INFORMATION PROVIDED:

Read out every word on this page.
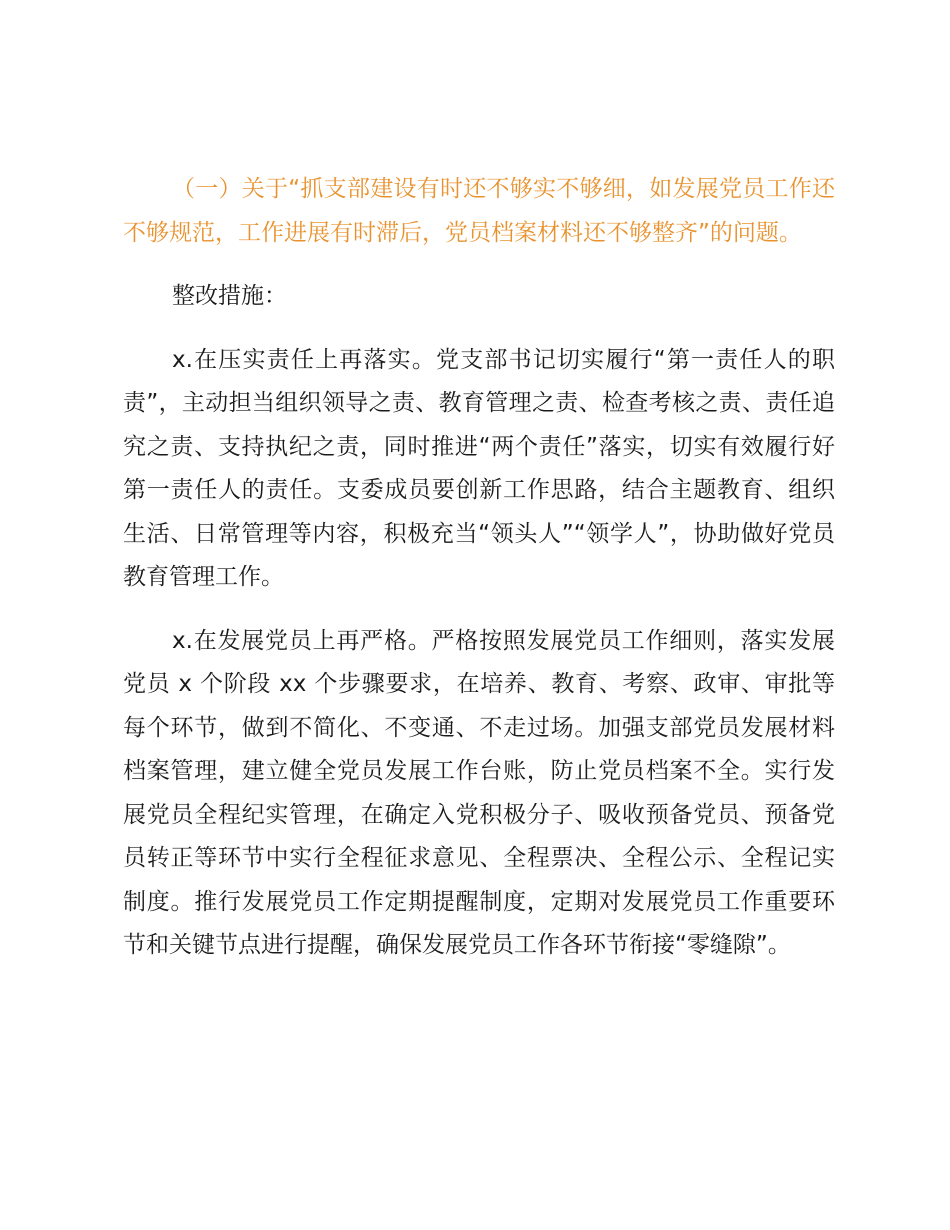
（一）关于“抓支部建设有时还不够实不够细，如发展党员工作还不够规范，工作进展有时滞后，党员档案材料还不够整齐”的问题。

整改措施：

x.在压实责任上再落实。党支部书记切实履行“第一责任人的职责”，主动担当组织领导之责、教育管理之责、检查考核之责、责任追究之责、支持执纪之责，同时推进“两个责任”落实，切实有效履行好第一责任人的责任。支委成员要创新工作思路，结合主题教育、组织生活、日常管理等内容，积极充当“领头人”“领学人”，协助做好党员教育管理工作。

x.在发展党员上再严格。严格按照发展党员工作细则，落实发展党员 x 个阶段 xx 个步骤要求，在培养、教育、考察、政审、审批等每个环节，做到不简化、不变通、不走过场。加强支部党员发展材料档案管理，建立健全党员发展工作台账，防止党员档案不全。实行发展党员全程纪实管理，在确定入党积极分子、吸收预备党员、预备党员转正等环节中实行全程征求意见、全程票决、全程公示、全程记实制度。推行发展党员工作定期提醒制度，定期对发展党员工作重要环节和关键节点进行提醒，确保发展党员工作各环节衔接“零缝隙”。
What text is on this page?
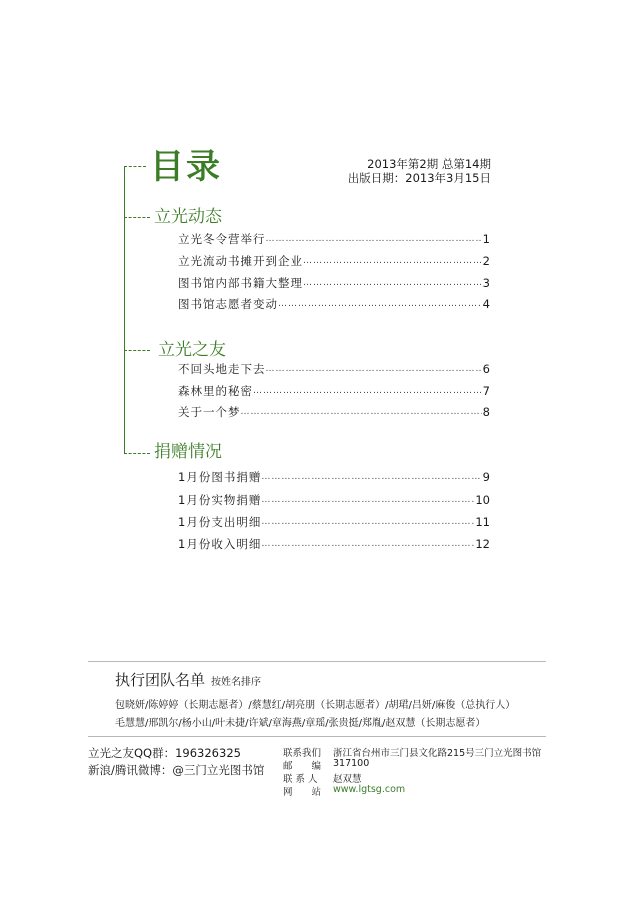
目录	2013年第2期 总第14期
出版日期：2013年3月15日
立光动态
立光冬令营举行 ………………………………………………………………………………………………………………	1
立光流动书摊开到企业 ………………………………………………………………………………………………………………	2
图书馆内部书籍大整理 ………………………………………………………………………………………………………………	3
图书馆志愿者变动 ………………………………………………………………………………………………………………	4
立光之友
不回头地走下去 ………………………………………………………………………………………………………………	6
森林里的秘密 ………………………………………………………………………………………………………………	7
关于一个梦 ………………………………………………………………………………………………………………	8
捐赠情况
1月份图书捐赠 ………………………………………………………………………………………………………………	9
1月份实物捐赠 ………………………………………………………………………………………………………………	10
1月份支出明细 ………………………………………………………………………………………………………………	11
1月份收入明细 ………………………………………………………………………………………………………………	12
执行团队名单 按姓名排序
包晓妍/陈婷婷（长期志愿者）/蔡慧红/胡亮朋（长期志愿者）/胡珺/吕妍/麻俊（总执行人）
毛慧慧/邢凯尔/杨小山/叶未捷/许斌/章海燕/章瑶/张贵挺/郑胤/赵双慧（长期志愿者）
立光之友QQ群：196326325
新浪/腾讯微博：@三门立光图书馆
联系我们 浙江省台州市三门县文化路215号三门立光图书馆
邮　　编 317100
联 系 人 赵双慧
网　　站 www.lgtsg.com
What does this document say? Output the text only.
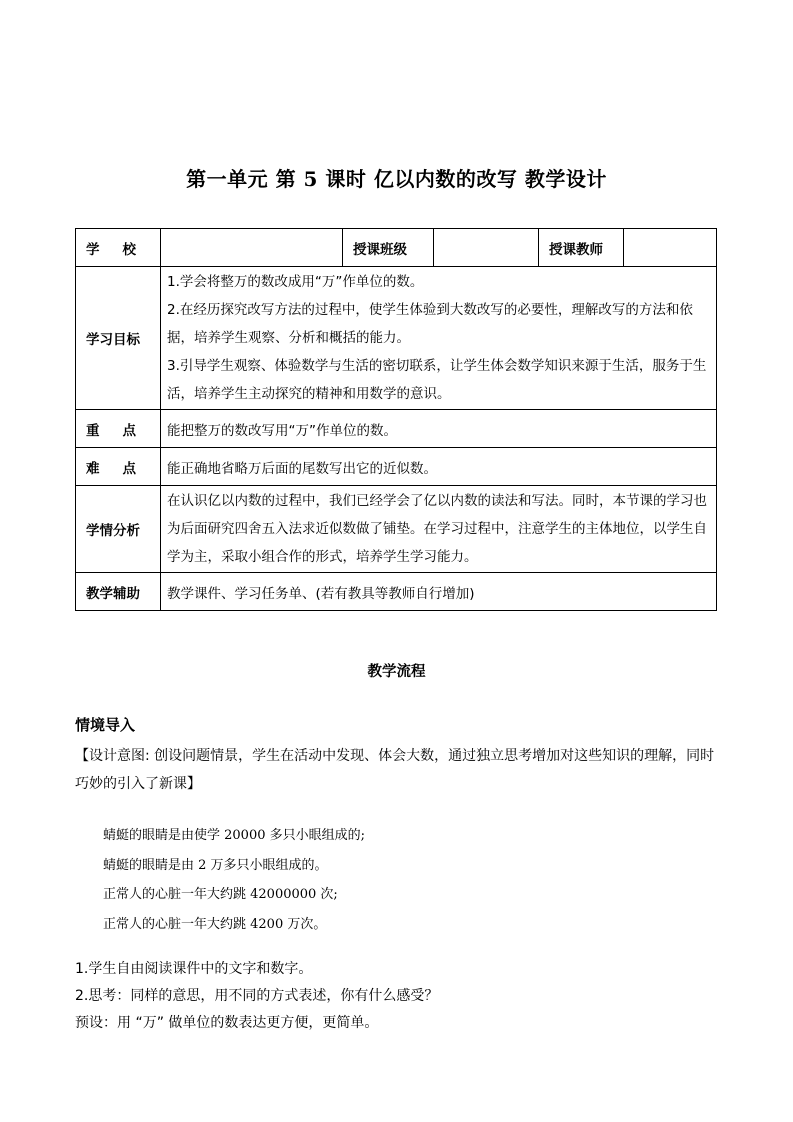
第一单元 第 5 课时 亿以内数的改写 教学设计
学 校		授课班级		授课教师	
学习目标	1.学会将整万的数改成用“万”作单位的数。
2.在经历探究改写方法的过程中，使学生体验到大数改写的必要性，理解改写的方法和依据，培养学生观察、分析和概括的能力。
3.引导学生观察、体验数学与生活的密切联系，让学生体会数学知识来源于生活，服务于生活，培养学生主动探究的精神和用数学的意识。				

重 点	能把整万的数改写用“万”作单位的数。				

难 点	能正确地省略万后面的尾数写出它的近似数。				
学情分析	在认识亿以内数的过程中，我们已经学会了亿以内数的读法和写法。同时，本节课的学习也为后面研究四舍五入法求近似数做了铺垫。在学习过程中，注意学生的主体地位，以学生自学为主，采取小组合作的形式，培养学生学习能力。				
教学辅助	教学课件、学习任务单、(若有教具等教师自行增加)				
教学流程
情境导入
【设计意图: 创设问题情景，学生在活动中发现、体会大数，通过独立思考增加对这些知识的理解，同时巧妙的引入了新课】
蜻蜓的眼睛是由使学 20000 多只小眼组成的;
蜻蜓的眼睛是由 2 万多只小眼组成的。
正常人的心脏一年大约跳 42000000 次;
正常人的心脏一年大约跳 4200 万次。
1.学生自由阅读课件中的文字和数字。
2.思考：同样的意思，用不同的方式表述，你有什么感受？
预设：用 “万” 做单位的数表达更方便，更简单。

PROBLEM REQUIREMENTS:
Leave out the pictures and retype every line above exactly.

TASK SOLUTION:
Read out every word on this page.
（一）关于“抓支部建设有时还不够实不够细，如发展党员工作还不够规范，工作进展有时滞后，党员档案材料还不够整齐”的问题。

整改措施：

x.在压实责任上再落实。党支部书记切实履行“第一责任人的职责”，主动担当组织领导之责、教育管理之责、检查考核之责、责任追究之责、支持执纪之责，同时推进“两个责任”落实，切实有效履行好第一责任人的责任。支委成员要创新工作思路，结合主题教育、组织生活、日常管理等内容，积极充当“领头人”“领学人”，协助做好党员教育管理工作。

x.在发展党员上再严格。严格按照发展党员工作细则，落实发展党员 x 个阶段 xx 个步骤要求，在培养、教育、考察、政审、审批等每个环节，做到不简化、不变通、不走过场。加强支部党员发展材料档案管理，建立健全党员发展工作台账，防止党员档案不全。实行发展党员全程纪实管理，在确定入党积极分子、吸收预备党员、预备党员转正等环节中实行全程征求意见、全程票决、全程公示、全程记实制度。推行发展党员工作定期提醒制度，定期对发展党员工作重要环节和关键节点进行提醒，确保发展党员工作各环节衔接“零缝隙”。
What text is on this page?
目录	2013年第2期 总第14期
出版日期：2013年3月15日
立光动态
立光冬令营举行 ………………………………………………………………………………………………………………	1
立光流动书摊开到企业 ………………………………………………………………………………………………………………	2
图书馆内部书籍大整理 ………………………………………………………………………………………………………………	3
图书馆志愿者变动 ………………………………………………………………………………………………………………	4
立光之友
不回头地走下去 ………………………………………………………………………………………………………………	6
森林里的秘密 ………………………………………………………………………………………………………………	7
关于一个梦 ………………………………………………………………………………………………………………	8
捐赠情况
1月份图书捐赠 ………………………………………………………………………………………………………………	9
1月份实物捐赠 ………………………………………………………………………………………………………………	10
1月份支出明细 ………………………………………………………………………………………………………………	11
1月份收入明细 ………………………………………………………………………………………………………………	12
执行团队名单 按姓名排序
包晓妍/陈婷婷（长期志愿者）/蔡慧红/胡亮朋（长期志愿者）/胡珺/吕妍/麻俊（总执行人）
毛慧慧/邢凯尔/杨小山/叶未捷/许斌/章海燕/章瑶/张贵挺/郑胤/赵双慧（长期志愿者）
立光之友QQ群：196326325
新浪/腾讯微博：@三门立光图书馆
联系我们 浙江省台州市三门县文化路215号三门立光图书馆
邮　　编 317100
联 系 人 赵双慧
网　　站 www.lgtsg.com
What does this document say? Output the text only.
第一单元 第 5 课时 亿以内数的改写 教学设计
学 校		授课班级		授课教师	
学习目标	1.学会将整万的数改成用“万”作单位的数。
2.在经历探究改写方法的过程中，使学生体验到大数改写的必要性，理解改写的方法和依据，培养学生观察、分析和概括的能力。
3.引导学生观察、体验数学与生活的密切联系，让学生体会数学知识来源于生活，服务于生活，培养学生主动探究的精神和用数学的意识。				

重 点	能把整万的数改写用“万”作单位的数。				

难 点	能正确地省略万后面的尾数写出它的近似数。				
学情分析	在认识亿以内数的过程中，我们已经学会了亿以内数的读法和写法。同时，本节课的学习也为后面研究四舍五入法求近似数做了铺垫。在学习过程中，注意学生的主体地位，以学生自学为主，采取小组合作的形式，培养学生学习能力。				
教学辅助	教学课件、学习任务单、(若有教具等教师自行增加)				
教学流程
情境导入
【设计意图: 创设问题情景，学生在活动中发现、体会大数，通过独立思考增加对这些知识的理解，同时巧妙的引入了新课】
蜻蜓的眼睛是由使学 20000 多只小眼组成的;
蜻蜓的眼睛是由 2 万多只小眼组成的。
正常人的心脏一年大约跳 42000000 次;
正常人的心脏一年大约跳 4200 万次。
1.学生自由阅读课件中的文字和数字。
2.思考：同样的意思，用不同的方式表述，你有什么感受？
预设：用 “万” 做单位的数表达更方便，更简单。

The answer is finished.